** Start Data to process **
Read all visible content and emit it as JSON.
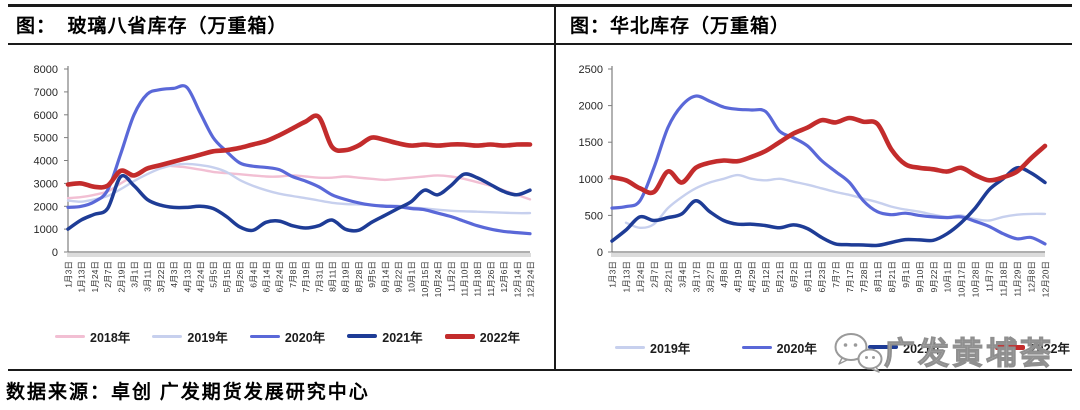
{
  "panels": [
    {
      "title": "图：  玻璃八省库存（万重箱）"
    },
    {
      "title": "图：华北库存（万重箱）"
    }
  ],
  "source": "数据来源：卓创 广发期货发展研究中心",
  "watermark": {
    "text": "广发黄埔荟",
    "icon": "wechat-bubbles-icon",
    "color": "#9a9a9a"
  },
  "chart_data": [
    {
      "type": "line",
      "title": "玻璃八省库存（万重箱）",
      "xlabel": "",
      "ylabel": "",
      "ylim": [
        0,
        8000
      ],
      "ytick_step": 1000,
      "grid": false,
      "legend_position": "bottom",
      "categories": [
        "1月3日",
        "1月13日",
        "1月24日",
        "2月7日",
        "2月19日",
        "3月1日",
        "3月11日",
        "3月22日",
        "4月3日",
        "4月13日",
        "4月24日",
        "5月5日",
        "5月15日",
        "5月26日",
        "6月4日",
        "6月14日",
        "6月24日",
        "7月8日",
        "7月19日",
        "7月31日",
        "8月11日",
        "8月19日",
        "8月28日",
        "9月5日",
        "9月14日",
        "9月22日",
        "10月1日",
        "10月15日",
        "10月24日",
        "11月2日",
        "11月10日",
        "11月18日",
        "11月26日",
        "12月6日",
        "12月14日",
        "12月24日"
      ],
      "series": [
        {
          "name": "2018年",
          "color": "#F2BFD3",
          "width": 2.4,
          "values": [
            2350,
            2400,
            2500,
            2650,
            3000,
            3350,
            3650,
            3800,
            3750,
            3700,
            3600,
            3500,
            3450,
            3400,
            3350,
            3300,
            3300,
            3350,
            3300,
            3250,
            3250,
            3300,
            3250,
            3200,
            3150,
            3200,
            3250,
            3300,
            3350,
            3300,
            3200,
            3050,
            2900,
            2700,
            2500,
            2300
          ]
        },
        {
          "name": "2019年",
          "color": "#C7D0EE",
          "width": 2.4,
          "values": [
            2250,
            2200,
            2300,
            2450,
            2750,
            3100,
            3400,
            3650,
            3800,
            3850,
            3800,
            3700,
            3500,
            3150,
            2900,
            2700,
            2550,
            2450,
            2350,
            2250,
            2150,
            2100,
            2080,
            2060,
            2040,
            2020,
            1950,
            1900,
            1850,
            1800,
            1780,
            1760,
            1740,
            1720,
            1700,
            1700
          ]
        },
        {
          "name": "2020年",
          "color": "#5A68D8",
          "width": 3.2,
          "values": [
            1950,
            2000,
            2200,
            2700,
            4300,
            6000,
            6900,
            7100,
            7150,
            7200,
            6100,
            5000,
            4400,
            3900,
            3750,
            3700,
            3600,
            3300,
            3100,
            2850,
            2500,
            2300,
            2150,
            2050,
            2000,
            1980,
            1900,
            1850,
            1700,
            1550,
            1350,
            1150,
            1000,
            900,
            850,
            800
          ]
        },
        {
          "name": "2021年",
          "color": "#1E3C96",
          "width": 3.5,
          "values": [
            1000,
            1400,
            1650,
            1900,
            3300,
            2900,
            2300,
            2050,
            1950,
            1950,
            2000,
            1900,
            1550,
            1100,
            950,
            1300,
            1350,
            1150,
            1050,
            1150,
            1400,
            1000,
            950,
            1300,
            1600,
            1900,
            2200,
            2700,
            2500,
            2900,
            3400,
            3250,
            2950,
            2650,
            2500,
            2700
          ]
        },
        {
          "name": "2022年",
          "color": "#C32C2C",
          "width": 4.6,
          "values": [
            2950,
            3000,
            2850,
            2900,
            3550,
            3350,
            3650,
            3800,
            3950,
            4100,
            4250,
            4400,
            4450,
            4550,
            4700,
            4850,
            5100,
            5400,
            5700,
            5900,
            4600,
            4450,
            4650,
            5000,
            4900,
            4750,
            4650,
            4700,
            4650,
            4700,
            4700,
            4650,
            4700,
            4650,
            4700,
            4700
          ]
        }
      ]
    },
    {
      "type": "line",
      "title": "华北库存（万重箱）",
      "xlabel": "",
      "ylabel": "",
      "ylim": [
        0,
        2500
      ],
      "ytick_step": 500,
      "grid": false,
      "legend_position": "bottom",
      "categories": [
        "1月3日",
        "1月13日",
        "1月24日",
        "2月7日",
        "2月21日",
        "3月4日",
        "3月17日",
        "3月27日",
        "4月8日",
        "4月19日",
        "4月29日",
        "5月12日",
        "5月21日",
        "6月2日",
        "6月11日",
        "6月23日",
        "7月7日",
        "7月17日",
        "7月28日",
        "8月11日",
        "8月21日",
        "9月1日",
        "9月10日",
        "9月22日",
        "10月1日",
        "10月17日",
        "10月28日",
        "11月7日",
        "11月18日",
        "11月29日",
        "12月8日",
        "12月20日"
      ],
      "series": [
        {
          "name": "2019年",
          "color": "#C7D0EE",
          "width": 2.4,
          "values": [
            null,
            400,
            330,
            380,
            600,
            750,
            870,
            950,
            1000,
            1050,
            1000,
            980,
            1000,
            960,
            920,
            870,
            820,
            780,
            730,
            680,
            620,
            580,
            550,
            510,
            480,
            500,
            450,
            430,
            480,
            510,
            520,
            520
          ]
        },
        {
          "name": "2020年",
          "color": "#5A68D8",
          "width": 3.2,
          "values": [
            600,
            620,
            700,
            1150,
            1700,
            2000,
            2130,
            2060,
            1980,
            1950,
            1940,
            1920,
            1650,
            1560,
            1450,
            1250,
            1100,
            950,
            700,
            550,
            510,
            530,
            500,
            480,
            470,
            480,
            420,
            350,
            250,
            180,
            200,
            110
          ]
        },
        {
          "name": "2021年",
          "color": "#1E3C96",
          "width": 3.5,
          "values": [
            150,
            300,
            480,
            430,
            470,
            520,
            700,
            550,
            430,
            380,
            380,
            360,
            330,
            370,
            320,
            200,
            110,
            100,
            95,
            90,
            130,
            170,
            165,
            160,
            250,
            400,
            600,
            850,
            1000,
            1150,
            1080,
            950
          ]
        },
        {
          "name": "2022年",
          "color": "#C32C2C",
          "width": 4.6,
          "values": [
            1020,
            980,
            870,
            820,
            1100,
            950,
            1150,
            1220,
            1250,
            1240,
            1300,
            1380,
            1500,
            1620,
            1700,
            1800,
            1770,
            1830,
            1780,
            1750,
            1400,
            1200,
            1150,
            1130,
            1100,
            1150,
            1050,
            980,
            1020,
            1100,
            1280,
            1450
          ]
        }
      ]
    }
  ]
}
** End Data to process **
→ Task statement: Repeat the data exactly, dropping every picture it holds.

→ Reply:
Read all visible content and emit it as JSON.
{
  "panels": [
    {
      "title": "图：  玻璃八省库存（万重箱）"
    },
    {
      "title": "图：华北库存（万重箱）"
    }
  ],
  "source": "数据来源：卓创 广发期货发展研究中心",
  "watermark": {
    "text": "广发黄埔荟",
    "icon": "wechat-bubbles-icon",
    "color": "#9a9a9a"
  },
  "chart_data": [
    {
      "type": "line",
      "title": "玻璃八省库存（万重箱）",
      "xlabel": "",
      "ylabel": "",
      "ylim": [
        0,
        8000
      ],
      "ytick_step": 1000,
      "grid": false,
      "legend_position": "bottom",
      "categories": [
        "1月3日",
        "1月13日",
        "1月24日",
        "2月7日",
        "2月19日",
        "3月1日",
        "3月11日",
        "3月22日",
        "4月3日",
        "4月13日",
        "4月24日",
        "5月5日",
        "5月15日",
        "5月26日",
        "6月4日",
        "6月14日",
        "6月24日",
        "7月8日",
        "7月19日",
        "7月31日",
        "8月11日",
        "8月19日",
        "8月28日",
        "9月5日",
        "9月14日",
        "9月22日",
        "10月1日",
        "10月15日",
        "10月24日",
        "11月2日",
        "11月10日",
        "11月18日",
        "11月26日",
        "12月6日",
        "12月14日",
        "12月24日"
      ],
      "series": [
        {
          "name": "2018年",
          "color": "#F2BFD3",
          "width": 2.4,
          "values": [
            2350,
            2400,
            2500,
            2650,
            3000,
            3350,
            3650,
            3800,
            3750,
            3700,
            3600,
            3500,
            3450,
            3400,
            3350,
            3300,
            3300,
            3350,
            3300,
            3250,
            3250,
            3300,
            3250,
            3200,
            3150,
            3200,
            3250,
            3300,
            3350,
            3300,
            3200,
            3050,
            2900,
            2700,
            2500,
            2300
          ]
        },
        {
          "name": "2019年",
          "color": "#C7D0EE",
          "width": 2.4,
          "values": [
            2250,
            2200,
            2300,
            2450,
            2750,
            3100,
            3400,
            3650,
            3800,
            3850,
            3800,
            3700,
            3500,
            3150,
            2900,
            2700,
            2550,
            2450,
            2350,
            2250,
            2150,
            2100,
            2080,
            2060,
            2040,
            2020,
            1950,
            1900,
            1850,
            1800,
            1780,
            1760,
            1740,
            1720,
            1700,
            1700
          ]
        },
        {
          "name": "2020年",
          "color": "#5A68D8",
          "width": 3.2,
          "values": [
            1950,
            2000,
            2200,
            2700,
            4300,
            6000,
            6900,
            7100,
            7150,
            7200,
            6100,
            5000,
            4400,
            3900,
            3750,
            3700,
            3600,
            3300,
            3100,
            2850,
            2500,
            2300,
            2150,
            2050,
            2000,
            1980,
            1900,
            1850,
            1700,
            1550,
            1350,
            1150,
            1000,
            900,
            850,
            800
          ]
        },
        {
          "name": "2021年",
          "color": "#1E3C96",
          "width": 3.5,
          "values": [
            1000,
            1400,
            1650,
            1900,
            3300,
            2900,
            2300,
            2050,
            1950,
            1950,
            2000,
            1900,
            1550,
            1100,
            950,
            1300,
            1350,
            1150,
            1050,
            1150,
            1400,
            1000,
            950,
            1300,
            1600,
            1900,
            2200,
            2700,
            2500,
            2900,
            3400,
            3250,
            2950,
            2650,
            2500,
            2700
          ]
        },
        {
          "name": "2022年",
          "color": "#C32C2C",
          "width": 4.6,
          "values": [
            2950,
            3000,
            2850,
            2900,
            3550,
            3350,
            3650,
            3800,
            3950,
            4100,
            4250,
            4400,
            4450,
            4550,
            4700,
            4850,
            5100,
            5400,
            5700,
            5900,
            4600,
            4450,
            4650,
            5000,
            4900,
            4750,
            4650,
            4700,
            4650,
            4700,
            4700,
            4650,
            4700,
            4650,
            4700,
            4700
          ]
        }
      ]
    },
    {
      "type": "line",
      "title": "华北库存（万重箱）",
      "xlabel": "",
      "ylabel": "",
      "ylim": [
        0,
        2500
      ],
      "ytick_step": 500,
      "grid": false,
      "legend_position": "bottom",
      "categories": [
        "1月3日",
        "1月13日",
        "1月24日",
        "2月7日",
        "2月21日",
        "3月4日",
        "3月17日",
        "3月27日",
        "4月8日",
        "4月19日",
        "4月29日",
        "5月12日",
        "5月21日",
        "6月2日",
        "6月11日",
        "6月23日",
        "7月7日",
        "7月17日",
        "7月28日",
        "8月11日",
        "8月21日",
        "9月1日",
        "9月10日",
        "9月22日",
        "10月1日",
        "10月17日",
        "10月28日",
        "11月7日",
        "11月18日",
        "11月29日",
        "12月8日",
        "12月20日"
      ],
      "series": [
        {
          "name": "2019年",
          "color": "#C7D0EE",
          "width": 2.4,
          "values": [
            null,
            400,
            330,
            380,
            600,
            750,
            870,
            950,
            1000,
            1050,
            1000,
            980,
            1000,
            960,
            920,
            870,
            820,
            780,
            730,
            680,
            620,
            580,
            550,
            510,
            480,
            500,
            450,
            430,
            480,
            510,
            520,
            520
          ]
        },
        {
          "name": "2020年",
          "color": "#5A68D8",
          "width": 3.2,
          "values": [
            600,
            620,
            700,
            1150,
            1700,
            2000,
            2130,
            2060,
            1980,
            1950,
            1940,
            1920,
            1650,
            1560,
            1450,
            1250,
            1100,
            950,
            700,
            550,
            510,
            530,
            500,
            480,
            470,
            480,
            420,
            350,
            250,
            180,
            200,
            110
          ]
        },
        {
          "name": "2021年",
          "color": "#1E3C96",
          "width": 3.5,
          "values": [
            150,
            300,
            480,
            430,
            470,
            520,
            700,
            550,
            430,
            380,
            380,
            360,
            330,
            370,
            320,
            200,
            110,
            100,
            95,
            90,
            130,
            170,
            165,
            160,
            250,
            400,
            600,
            850,
            1000,
            1150,
            1080,
            950
          ]
        },
        {
          "name": "2022年",
          "color": "#C32C2C",
          "width": 4.6,
          "values": [
            1020,
            980,
            870,
            820,
            1100,
            950,
            1150,
            1220,
            1250,
            1240,
            1300,
            1380,
            1500,
            1620,
            1700,
            1800,
            1770,
            1830,
            1780,
            1750,
            1400,
            1200,
            1150,
            1130,
            1100,
            1150,
            1050,
            980,
            1020,
            1100,
            1280,
            1450
          ]
        }
      ]
    }
  ]
}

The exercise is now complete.